TO DO >> Return the listing word for word, as given.

LISTING >>
## START
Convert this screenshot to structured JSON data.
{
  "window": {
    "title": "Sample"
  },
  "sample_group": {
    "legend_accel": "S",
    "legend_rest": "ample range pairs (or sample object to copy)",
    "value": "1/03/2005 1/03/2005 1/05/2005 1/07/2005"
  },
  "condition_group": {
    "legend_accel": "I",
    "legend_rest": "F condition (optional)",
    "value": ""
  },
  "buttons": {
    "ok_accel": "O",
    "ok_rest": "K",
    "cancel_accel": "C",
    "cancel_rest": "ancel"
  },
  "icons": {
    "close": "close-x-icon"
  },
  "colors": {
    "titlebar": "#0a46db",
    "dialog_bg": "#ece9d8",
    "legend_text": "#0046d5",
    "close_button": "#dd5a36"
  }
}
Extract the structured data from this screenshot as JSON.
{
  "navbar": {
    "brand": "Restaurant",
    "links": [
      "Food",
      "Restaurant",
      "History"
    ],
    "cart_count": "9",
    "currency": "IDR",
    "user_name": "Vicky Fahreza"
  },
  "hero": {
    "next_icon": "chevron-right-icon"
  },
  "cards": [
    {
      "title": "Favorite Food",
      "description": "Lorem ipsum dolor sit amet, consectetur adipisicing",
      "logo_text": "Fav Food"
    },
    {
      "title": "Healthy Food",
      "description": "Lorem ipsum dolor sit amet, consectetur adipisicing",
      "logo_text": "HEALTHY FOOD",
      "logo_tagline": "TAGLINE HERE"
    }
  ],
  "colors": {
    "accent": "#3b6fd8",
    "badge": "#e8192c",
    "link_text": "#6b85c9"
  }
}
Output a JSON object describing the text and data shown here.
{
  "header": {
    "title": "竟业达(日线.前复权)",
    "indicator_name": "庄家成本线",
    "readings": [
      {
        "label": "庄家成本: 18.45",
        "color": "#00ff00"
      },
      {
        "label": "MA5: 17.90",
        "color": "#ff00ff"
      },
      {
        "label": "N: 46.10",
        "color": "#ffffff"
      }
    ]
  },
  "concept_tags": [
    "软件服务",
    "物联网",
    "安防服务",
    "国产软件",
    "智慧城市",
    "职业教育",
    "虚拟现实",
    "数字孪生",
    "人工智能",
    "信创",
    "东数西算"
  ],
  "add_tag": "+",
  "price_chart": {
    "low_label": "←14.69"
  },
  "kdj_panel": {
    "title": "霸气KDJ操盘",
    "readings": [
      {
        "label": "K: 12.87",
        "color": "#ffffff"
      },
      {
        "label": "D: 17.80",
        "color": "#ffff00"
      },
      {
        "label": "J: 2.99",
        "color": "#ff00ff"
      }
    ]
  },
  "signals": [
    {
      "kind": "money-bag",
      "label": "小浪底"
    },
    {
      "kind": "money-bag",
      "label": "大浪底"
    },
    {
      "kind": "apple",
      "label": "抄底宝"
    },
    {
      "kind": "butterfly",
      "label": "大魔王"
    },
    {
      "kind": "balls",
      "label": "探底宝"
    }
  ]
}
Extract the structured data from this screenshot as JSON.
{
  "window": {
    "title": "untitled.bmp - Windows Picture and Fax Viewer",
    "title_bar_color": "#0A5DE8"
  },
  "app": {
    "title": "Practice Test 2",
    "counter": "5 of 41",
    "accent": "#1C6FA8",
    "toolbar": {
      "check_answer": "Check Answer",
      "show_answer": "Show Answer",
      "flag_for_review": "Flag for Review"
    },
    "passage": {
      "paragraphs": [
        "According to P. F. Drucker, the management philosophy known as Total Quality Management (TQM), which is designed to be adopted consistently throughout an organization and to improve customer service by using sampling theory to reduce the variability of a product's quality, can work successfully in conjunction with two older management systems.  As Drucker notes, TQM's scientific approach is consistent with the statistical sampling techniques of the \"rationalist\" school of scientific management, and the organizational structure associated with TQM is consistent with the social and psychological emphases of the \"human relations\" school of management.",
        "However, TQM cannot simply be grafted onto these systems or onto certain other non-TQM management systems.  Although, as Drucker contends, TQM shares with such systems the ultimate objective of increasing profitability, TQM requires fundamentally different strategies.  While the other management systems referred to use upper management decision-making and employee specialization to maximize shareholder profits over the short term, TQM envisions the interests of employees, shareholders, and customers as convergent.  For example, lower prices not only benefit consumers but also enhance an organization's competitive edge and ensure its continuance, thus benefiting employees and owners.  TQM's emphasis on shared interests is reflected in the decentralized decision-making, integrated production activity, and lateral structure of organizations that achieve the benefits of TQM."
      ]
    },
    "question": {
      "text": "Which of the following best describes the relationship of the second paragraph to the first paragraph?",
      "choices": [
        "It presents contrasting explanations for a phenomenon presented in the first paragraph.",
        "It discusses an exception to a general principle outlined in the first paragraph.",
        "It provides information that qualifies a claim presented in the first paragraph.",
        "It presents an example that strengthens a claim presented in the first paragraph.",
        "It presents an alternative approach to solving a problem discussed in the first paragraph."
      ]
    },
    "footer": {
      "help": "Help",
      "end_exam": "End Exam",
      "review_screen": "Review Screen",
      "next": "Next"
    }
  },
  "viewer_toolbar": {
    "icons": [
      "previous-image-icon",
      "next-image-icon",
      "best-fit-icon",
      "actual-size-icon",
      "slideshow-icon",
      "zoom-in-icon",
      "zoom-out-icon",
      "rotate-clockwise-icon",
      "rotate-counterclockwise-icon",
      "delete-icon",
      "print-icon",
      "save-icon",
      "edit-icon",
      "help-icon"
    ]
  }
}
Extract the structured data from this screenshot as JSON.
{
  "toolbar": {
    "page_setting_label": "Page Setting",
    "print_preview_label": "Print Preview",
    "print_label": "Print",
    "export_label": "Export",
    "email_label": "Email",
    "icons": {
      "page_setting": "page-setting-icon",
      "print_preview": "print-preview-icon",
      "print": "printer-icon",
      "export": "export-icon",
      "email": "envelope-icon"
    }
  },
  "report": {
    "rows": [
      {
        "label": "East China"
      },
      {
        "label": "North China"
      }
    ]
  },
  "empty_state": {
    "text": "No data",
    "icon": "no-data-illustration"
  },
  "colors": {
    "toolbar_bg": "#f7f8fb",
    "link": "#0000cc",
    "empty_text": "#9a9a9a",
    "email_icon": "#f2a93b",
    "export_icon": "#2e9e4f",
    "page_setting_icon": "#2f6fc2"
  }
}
## END
FULL OUTPUT >>
Convert this screenshot to structured JSON data.
{
  "window": {
    "title": "Sample"
  },
  "sample_group": {
    "legend_accel": "S",
    "legend_rest": "ample range pairs (or sample object to copy)",
    "value": "1/03/2005 1/03/2005 1/05/2005 1/07/2005"
  },
  "condition_group": {
    "legend_accel": "I",
    "legend_rest": "F condition (optional)",
    "value": ""
  },
  "buttons": {
    "ok_accel": "O",
    "ok_rest": "K",
    "cancel_accel": "C",
    "cancel_rest": "ancel"
  },
  "icons": {
    "close": "close-x-icon"
  },
  "colors": {
    "titlebar": "#0a46db",
    "dialog_bg": "#ece9d8",
    "legend_text": "#0046d5",
    "close_button": "#dd5a36"
  }
}
Extract the structured data from this screenshot as JSON.
{
  "navbar": {
    "brand": "Restaurant",
    "links": [
      "Food",
      "Restaurant",
      "History"
    ],
    "cart_count": "9",
    "currency": "IDR",
    "user_name": "Vicky Fahreza"
  },
  "hero": {
    "next_icon": "chevron-right-icon"
  },
  "cards": [
    {
      "title": "Favorite Food",
      "description": "Lorem ipsum dolor sit amet, consectetur adipisicing",
      "logo_text": "Fav Food"
    },
    {
      "title": "Healthy Food",
      "description": "Lorem ipsum dolor sit amet, consectetur adipisicing",
      "logo_text": "HEALTHY FOOD",
      "logo_tagline": "TAGLINE HERE"
    }
  ],
  "colors": {
    "accent": "#3b6fd8",
    "badge": "#e8192c",
    "link_text": "#6b85c9"
  }
}
Output a JSON object describing the text and data shown here.
{
  "header": {
    "title": "竟业达(日线.前复权)",
    "indicator_name": "庄家成本线",
    "readings": [
      {
        "label": "庄家成本: 18.45",
        "color": "#00ff00"
      },
      {
        "label": "MA5: 17.90",
        "color": "#ff00ff"
      },
      {
        "label": "N: 46.10",
        "color": "#ffffff"
      }
    ]
  },
  "concept_tags": [
    "软件服务",
    "物联网",
    "安防服务",
    "国产软件",
    "智慧城市",
    "职业教育",
    "虚拟现实",
    "数字孪生",
    "人工智能",
    "信创",
    "东数西算"
  ],
  "add_tag": "+",
  "price_chart": {
    "low_label": "←14.69"
  },
  "kdj_panel": {
    "title": "霸气KDJ操盘",
    "readings": [
      {
        "label": "K: 12.87",
        "color": "#ffffff"
      },
      {
        "label": "D: 17.80",
        "color": "#ffff00"
      },
      {
        "label": "J: 2.99",
        "color": "#ff00ff"
      }
    ]
  },
  "signals": [
    {
      "kind": "money-bag",
      "label": "小浪底"
    },
    {
      "kind": "money-bag",
      "label": "大浪底"
    },
    {
      "kind": "apple",
      "label": "抄底宝"
    },
    {
      "kind": "butterfly",
      "label": "大魔王"
    },
    {
      "kind": "balls",
      "label": "探底宝"
    }
  ]
}
Extract the structured data from this screenshot as JSON.
{
  "window": {
    "title": "untitled.bmp - Windows Picture and Fax Viewer",
    "title_bar_color": "#0A5DE8"
  },
  "app": {
    "title": "Practice Test 2",
    "counter": "5 of 41",
    "accent": "#1C6FA8",
    "toolbar": {
      "check_answer": "Check Answer",
      "show_answer": "Show Answer",
      "flag_for_review": "Flag for Review"
    },
    "passage": {
      "paragraphs": [
        "According to P. F. Drucker, the management philosophy known as Total Quality Management (TQM), which is designed to be adopted consistently throughout an organization and to improve customer service by using sampling theory to reduce the variability of a product's quality, can work successfully in conjunction with two older management systems.  As Drucker notes, TQM's scientific approach is consistent with the statistical sampling techniques of the \"rationalist\" school of scientific management, and the organizational structure associated with TQM is consistent with the social and psychological emphases of the \"human relations\" school of management.",
        "However, TQM cannot simply be grafted onto these systems or onto certain other non-TQM management systems.  Although, as Drucker contends, TQM shares with such systems the ultimate objective of increasing profitability, TQM requires fundamentally different strategies.  While the other management systems referred to use upper management decision-making and employee specialization to maximize shareholder profits over the short term, TQM envisions the interests of employees, shareholders, and customers as convergent.  For example, lower prices not only benefit consumers but also enhance an organization's competitive edge and ensure its continuance, thus benefiting employees and owners.  TQM's emphasis on shared interests is reflected in the decentralized decision-making, integrated production activity, and lateral structure of organizations that achieve the benefits of TQM."
      ]
    },
    "question": {
      "text": "Which of the following best describes the relationship of the second paragraph to the first paragraph?",
      "choices": [
        "It presents contrasting explanations for a phenomenon presented in the first paragraph.",
        "It discusses an exception to a general principle outlined in the first paragraph.",
        "It provides information that qualifies a claim presented in the first paragraph.",
        "It presents an example that strengthens a claim presented in the first paragraph.",
        "It presents an alternative approach to solving a problem discussed in the first paragraph."
      ]
    },
    "footer": {
      "help": "Help",
      "end_exam": "End Exam",
      "review_screen": "Review Screen",
      "next": "Next"
    }
  },
  "viewer_toolbar": {
    "icons": [
      "previous-image-icon",
      "next-image-icon",
      "best-fit-icon",
      "actual-size-icon",
      "slideshow-icon",
      "zoom-in-icon",
      "zoom-out-icon",
      "rotate-clockwise-icon",
      "rotate-counterclockwise-icon",
      "delete-icon",
      "print-icon",
      "save-icon",
      "edit-icon",
      "help-icon"
    ]
  }
}
Extract the structured data from this screenshot as JSON.
{
  "toolbar": {
    "page_setting_label": "Page Setting",
    "print_preview_label": "Print Preview",
    "print_label": "Print",
    "export_label": "Export",
    "email_label": "Email",
    "icons": {
      "page_setting": "page-setting-icon",
      "print_preview": "print-preview-icon",
      "print": "printer-icon",
      "export": "export-icon",
      "email": "envelope-icon"
    }
  },
  "report": {
    "rows": [
      {
        "label": "East China"
      },
      {
        "label": "North China"
      }
    ]
  },
  "empty_state": {
    "text": "No data",
    "icon": "no-data-illustration"
  },
  "colors": {
    "toolbar_bg": "#f7f8fb",
    "link": "#0000cc",
    "empty_text": "#9a9a9a",
    "email_icon": "#f2a93b",
    "export_icon": "#2e9e4f",
    "page_setting_icon": "#2f6fc2"
  }
}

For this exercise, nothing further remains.